**RECORDED INFORMATION**

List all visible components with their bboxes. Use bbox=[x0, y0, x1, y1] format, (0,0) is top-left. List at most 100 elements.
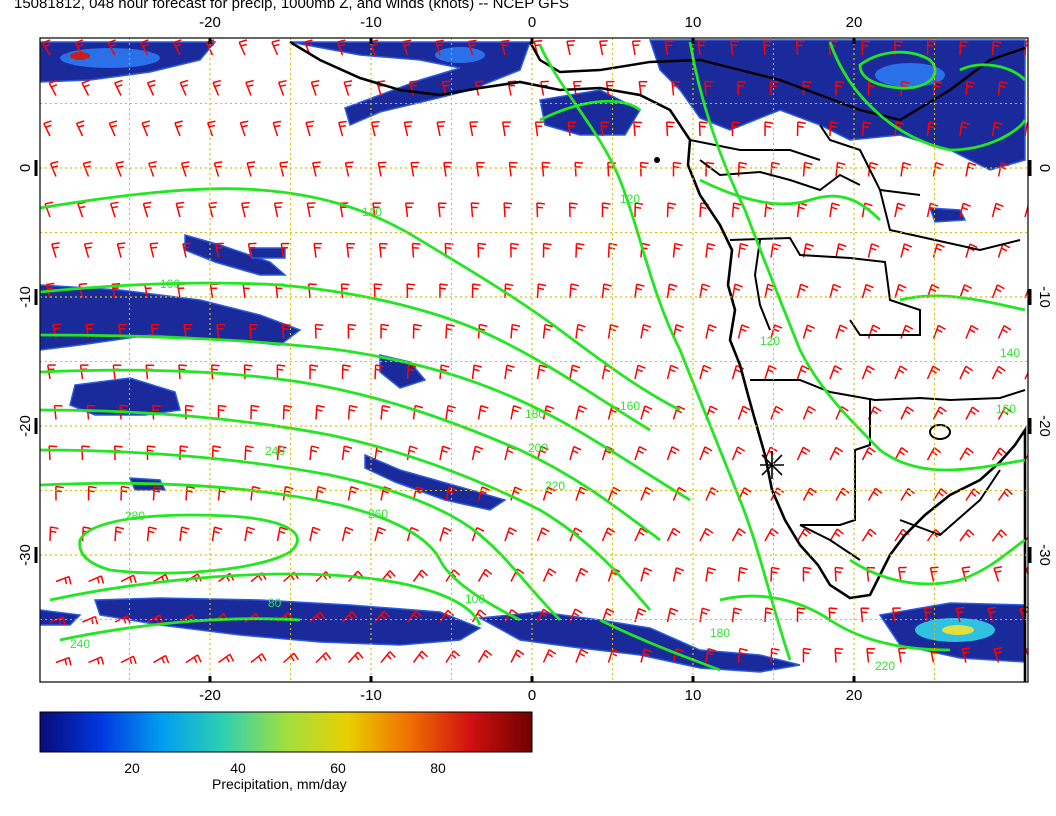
wind-barb bbox=[341, 611, 358, 623]
wind-barb bbox=[634, 446, 647, 461]
height-contour bbox=[49, 572, 482, 626]
wind-barb bbox=[209, 283, 219, 299]
wind-barb bbox=[445, 323, 455, 339]
contour-label: 220 bbox=[875, 659, 895, 673]
height-contour bbox=[538, 44, 792, 661]
wind-barb bbox=[344, 161, 354, 177]
wind-barb bbox=[510, 323, 521, 339]
precip-core bbox=[435, 47, 485, 63]
wind-barb bbox=[282, 652, 299, 664]
wind-barb bbox=[503, 202, 513, 218]
wind-barb bbox=[477, 649, 493, 663]
wind-barb bbox=[372, 202, 381, 218]
wind-barb bbox=[796, 202, 808, 218]
wind-barb bbox=[81, 445, 90, 461]
wind-barb bbox=[79, 364, 89, 380]
wind-barb bbox=[699, 364, 712, 380]
wind-barb bbox=[43, 120, 52, 137]
wind-barb bbox=[536, 527, 550, 542]
wind-barb bbox=[153, 654, 170, 664]
country-border bbox=[753, 239, 771, 331]
wind-barb bbox=[796, 446, 811, 461]
wind-barb bbox=[861, 40, 871, 56]
contour-label: 280 bbox=[125, 509, 145, 523]
wind-barb bbox=[182, 242, 191, 258]
wind-barb bbox=[75, 120, 85, 137]
wind-barb bbox=[114, 79, 123, 96]
wind-barb bbox=[894, 202, 906, 218]
wind-barb bbox=[87, 485, 97, 501]
lat-lon-grid bbox=[40, 38, 1028, 682]
wind-barb bbox=[82, 615, 99, 625]
lon-tick-top: 20 bbox=[846, 14, 863, 31]
wind-barb bbox=[639, 161, 649, 177]
wind-barb bbox=[341, 526, 354, 542]
precip-region bbox=[40, 284, 302, 351]
wind-barb bbox=[81, 79, 90, 96]
wind-barb bbox=[672, 161, 682, 177]
wind-barb bbox=[861, 365, 875, 380]
wind-barb bbox=[666, 446, 680, 461]
wind-barb bbox=[835, 243, 847, 258]
wind-barbs-layer bbox=[41, 39, 1044, 666]
wind-barb bbox=[249, 323, 258, 339]
wind-barb bbox=[114, 615, 131, 624]
wind-barb bbox=[307, 283, 317, 299]
wind-barb bbox=[897, 647, 907, 663]
wind-barb bbox=[469, 121, 478, 137]
wind-barb bbox=[705, 324, 717, 339]
height-contour bbox=[40, 333, 691, 502]
wind-barb bbox=[671, 80, 681, 96]
wind-barb bbox=[246, 161, 256, 177]
wind-barb bbox=[174, 120, 183, 137]
wind-barb bbox=[959, 40, 969, 56]
wind-barb bbox=[120, 485, 130, 501]
wind-barb bbox=[276, 526, 288, 542]
wind-barb bbox=[1024, 536, 1028, 542]
wind-barb bbox=[640, 486, 654, 501]
wind-barb bbox=[536, 202, 545, 218]
wind-barb bbox=[315, 485, 327, 501]
wind-barb bbox=[634, 527, 648, 542]
wind-barb bbox=[347, 486, 359, 501]
wind-barb bbox=[146, 79, 156, 96]
wind-barb bbox=[245, 79, 254, 96]
wind-barb bbox=[737, 566, 748, 582]
wind-barb bbox=[1031, 326, 1044, 339]
wind-barb bbox=[445, 404, 456, 420]
coastlines-borders bbox=[289, 40, 1027, 682]
wind-barb bbox=[796, 528, 812, 542]
wind-barb bbox=[959, 529, 975, 542]
wind-barb bbox=[48, 445, 58, 461]
wind-barb bbox=[666, 364, 679, 380]
wind-barb bbox=[510, 486, 523, 501]
wind-barb bbox=[403, 120, 413, 137]
wind-barb bbox=[997, 162, 1010, 177]
wind-barb bbox=[343, 80, 353, 96]
wind-barb bbox=[310, 80, 320, 96]
lat-tick-left: -10 bbox=[17, 286, 34, 308]
wind-barb bbox=[114, 526, 125, 542]
wind-barb bbox=[378, 242, 388, 258]
wind-barb bbox=[900, 487, 915, 501]
wind-barb bbox=[991, 447, 1007, 461]
wind-barb bbox=[140, 39, 149, 56]
wind-barb bbox=[471, 283, 481, 299]
wind-barb bbox=[51, 242, 60, 258]
wind-barb bbox=[640, 323, 652, 339]
wind-barb bbox=[829, 365, 843, 380]
contour-label: 120 bbox=[620, 192, 640, 206]
wind-barb bbox=[965, 162, 977, 177]
wind-barb bbox=[965, 243, 978, 258]
wind-barb bbox=[534, 121, 544, 137]
wind-barb bbox=[769, 80, 779, 96]
contour-label: 180 bbox=[525, 407, 545, 421]
wind-barb bbox=[861, 121, 872, 137]
wind-barb bbox=[542, 486, 556, 501]
wind-barb bbox=[731, 527, 746, 542]
wind-barb bbox=[834, 647, 844, 663]
wind-barb bbox=[867, 324, 881, 339]
wind-barb bbox=[74, 39, 84, 56]
precip-region bbox=[93, 597, 482, 646]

**GOAL**
Lay out every line of the items above as a numbered list, leaving out blank lines and pictures.

**ANSWER FOR THE TASK**
1. List all visible components with their bboxes. Use bbox=[x0, y0, x1, y1] format, (0,0) is top-left. List at most 100 elements.
2. wind-barb bbox=[341, 611, 358, 623]
3. wind-barb bbox=[634, 446, 647, 461]
4. height-contour bbox=[49, 572, 482, 626]
5. wind-barb bbox=[209, 283, 219, 299]
6. wind-barb bbox=[445, 323, 455, 339]
7. contour-label: 220 bbox=[875, 659, 895, 673]
8. height-contour bbox=[538, 44, 792, 661]
9. wind-barb bbox=[344, 161, 354, 177]
10. wind-barb bbox=[510, 323, 521, 339]
11. precip-core bbox=[435, 47, 485, 63]
12. wind-barb bbox=[282, 652, 299, 664]
13. wind-barb bbox=[503, 202, 513, 218]
14. wind-barb bbox=[477, 649, 493, 663]
15. wind-barb bbox=[372, 202, 381, 218]
16. wind-barb bbox=[796, 202, 808, 218]
17. wind-barb bbox=[81, 445, 90, 461]
18. wind-barb bbox=[79, 364, 89, 380]
19. wind-barb bbox=[699, 364, 712, 380]
20. wind-barb bbox=[43, 120, 52, 137]
21. wind-barb bbox=[536, 527, 550, 542]
22. wind-barb bbox=[153, 654, 170, 664]
23. country-border bbox=[753, 239, 771, 331]
24. wind-barb bbox=[796, 446, 811, 461]
25. wind-barb bbox=[861, 40, 871, 56]
26. contour-label: 280 bbox=[125, 509, 145, 523]
27. wind-barb bbox=[182, 242, 191, 258]
28. wind-barb bbox=[75, 120, 85, 137]
29. wind-barb bbox=[114, 79, 123, 96]
30. wind-barb bbox=[894, 202, 906, 218]
31. wind-barb bbox=[87, 485, 97, 501]
32. lat-lon-grid bbox=[40, 38, 1028, 682]
33. wind-barb bbox=[82, 615, 99, 625]
34. lon-tick-top: 20 bbox=[846, 14, 863, 31]
35. wind-barb bbox=[639, 161, 649, 177]
36. wind-barb bbox=[341, 526, 354, 542]
37. precip-region bbox=[40, 284, 302, 351]
38. wind-barb bbox=[81, 79, 90, 96]
39. wind-barb bbox=[672, 161, 682, 177]
40. wind-barb bbox=[861, 365, 875, 380]
41. wind-barb bbox=[666, 446, 680, 461]
42. wind-barb bbox=[835, 243, 847, 258]
43. wind-barbs-layer bbox=[41, 39, 1044, 666]
44. wind-barb bbox=[249, 323, 258, 339]
45. wind-barb bbox=[114, 615, 131, 624]
46. wind-barb bbox=[307, 283, 317, 299]
47. wind-barb bbox=[897, 647, 907, 663]
48. wind-barb bbox=[469, 121, 478, 137]
49. wind-barb bbox=[705, 324, 717, 339]
50. height-contour bbox=[40, 333, 691, 502]
51. wind-barb bbox=[671, 80, 681, 96]
52. wind-barb bbox=[246, 161, 256, 177]
53. wind-barb bbox=[174, 120, 183, 137]
54. wind-barb bbox=[959, 40, 969, 56]
55. wind-barb bbox=[120, 485, 130, 501]
56. wind-barb bbox=[276, 526, 288, 542]
57. wind-barb bbox=[1024, 536, 1028, 542]
58. wind-barb bbox=[640, 486, 654, 501]
59. wind-barb bbox=[536, 202, 545, 218]
60. wind-barb bbox=[315, 485, 327, 501]
61. wind-barb bbox=[634, 527, 648, 542]
62. wind-barb bbox=[347, 486, 359, 501]
63. wind-barb bbox=[146, 79, 156, 96]
64. wind-barb bbox=[245, 79, 254, 96]
65. wind-barb bbox=[737, 566, 748, 582]
66. wind-barb bbox=[1031, 326, 1044, 339]
67. wind-barb bbox=[445, 404, 456, 420]
68. coastlines-borders bbox=[289, 40, 1027, 682]
69. wind-barb bbox=[796, 528, 812, 542]
70. wind-barb bbox=[959, 529, 975, 542]
71. wind-barb bbox=[48, 445, 58, 461]
72. wind-barb bbox=[666, 364, 679, 380]
73. wind-barb bbox=[510, 486, 523, 501]
74. wind-barb bbox=[403, 120, 413, 137]
75. wind-barb bbox=[997, 162, 1010, 177]
76. wind-barb bbox=[343, 80, 353, 96]
77. wind-barb bbox=[310, 80, 320, 96]
78. lat-tick-left: -10 bbox=[17, 286, 34, 308]
79. wind-barb bbox=[114, 526, 125, 542]
80. wind-barb bbox=[378, 242, 388, 258]
81. wind-barb bbox=[900, 487, 915, 501]
82. wind-barb bbox=[991, 447, 1007, 461]
83. wind-barb bbox=[140, 39, 149, 56]
84. wind-barb bbox=[471, 283, 481, 299]
85. wind-barb bbox=[51, 242, 60, 258]
86. wind-barb bbox=[640, 323, 652, 339]
87. wind-barb bbox=[829, 365, 843, 380]
88. contour-label: 120 bbox=[620, 192, 640, 206]
89. wind-barb bbox=[965, 162, 977, 177]
90. wind-barb bbox=[965, 243, 978, 258]
91. wind-barb bbox=[534, 121, 544, 137]
92. wind-barb bbox=[769, 80, 779, 96]
93. contour-label: 180 bbox=[525, 407, 545, 421]
94. wind-barb bbox=[861, 121, 872, 137]
95. wind-barb bbox=[542, 486, 556, 501]
96. wind-barb bbox=[731, 527, 746, 542]
97. wind-barb bbox=[834, 647, 844, 663]
98. wind-barb bbox=[867, 324, 881, 339]
99. wind-barb bbox=[74, 39, 84, 56]
100. precip-region bbox=[93, 597, 482, 646]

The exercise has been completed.